WHAT YOU ARE ASKED TO DO ▸ Gather up the lines that contain "true".

THE DATA ▸

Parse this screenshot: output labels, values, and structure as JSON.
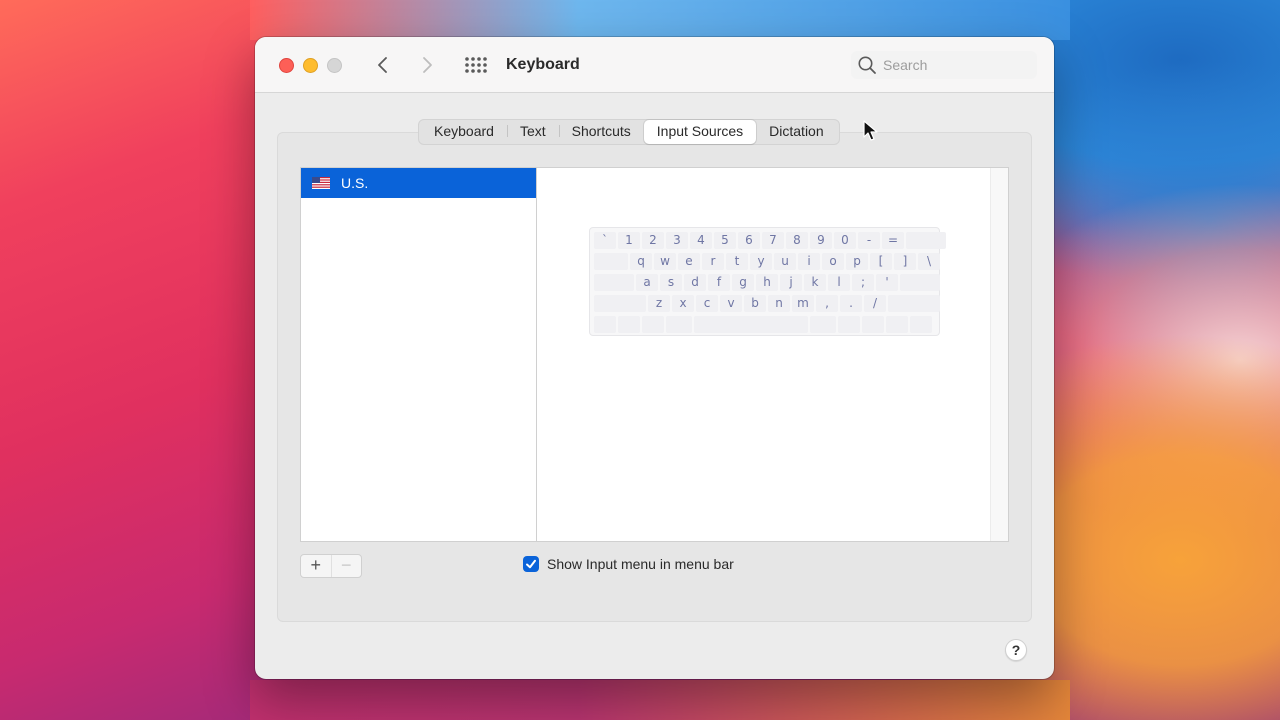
{
  "window": {
    "title": "Keyboard",
    "search": {
      "placeholder": "Search",
      "value": ""
    }
  },
  "tabs": [
    {
      "label": "Keyboard",
      "active": false
    },
    {
      "label": "Text",
      "active": false
    },
    {
      "label": "Shortcuts",
      "active": false
    },
    {
      "label": "Input Sources",
      "active": true
    },
    {
      "label": "Dictation",
      "active": false
    }
  ],
  "input_sources": {
    "items": [
      {
        "label": "U.S.",
        "flag": "us-flag-icon",
        "selected": true
      }
    ]
  },
  "keyboard_preview": {
    "row1": [
      "`",
      "1",
      "2",
      "3",
      "4",
      "5",
      "6",
      "7",
      "8",
      "9",
      "0",
      "-",
      "="
    ],
    "row2": [
      "q",
      "w",
      "e",
      "r",
      "t",
      "y",
      "u",
      "i",
      "o",
      "p",
      "[",
      "]",
      "\\"
    ],
    "row3": [
      "a",
      "s",
      "d",
      "f",
      "g",
      "h",
      "j",
      "k",
      "l",
      ";",
      "'"
    ],
    "row4": [
      "z",
      "x",
      "c",
      "v",
      "b",
      "n",
      "m",
      ",",
      ".",
      "/"
    ]
  },
  "controls": {
    "add_label": "+",
    "remove_label": "−",
    "show_input_menu_label": "Show Input menu in menu bar",
    "show_input_menu_checked": true,
    "help_label": "?"
  },
  "colors": {
    "accent": "#0a63d9",
    "close": "#fd5f57",
    "minimize": "#febc2e",
    "zoom_disabled": "#d6d6d6"
  }
}
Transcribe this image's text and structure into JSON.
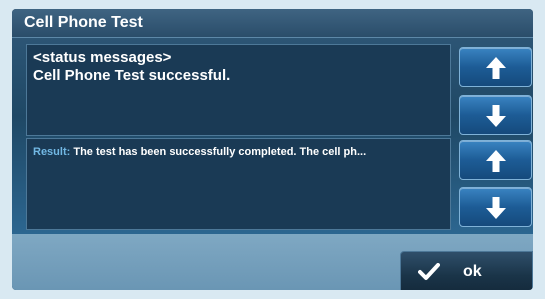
{
  "title_bar": {
    "title": "Cell Phone Test"
  },
  "status_messages": {
    "lines": [
      "<status messages>",
      "Cell Phone Test successful."
    ]
  },
  "result": {
    "label": "Result:",
    "text": "The test has been successfully completed. The cell ph..."
  },
  "scroll_buttons": {
    "status_up_icon": "arrow-up-icon",
    "status_down_icon": "arrow-down-icon",
    "result_up_icon": "arrow-up-icon",
    "result_down_icon": "arrow-down-icon"
  },
  "footer": {
    "ok_label": "ok",
    "ok_icon": "checkmark-icon"
  },
  "colors": {
    "title_bar": "#2f5574",
    "pane_background": "#1a3a55",
    "result_label": "#72b8e4",
    "arrow_button": "#1d5c96",
    "footer": "#7fa8c3",
    "ok_button": "#1a3448"
  }
}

THE COMPLETED TASK ▸
      "active": true
        "selected": true
    "show_input_menu_checked": true,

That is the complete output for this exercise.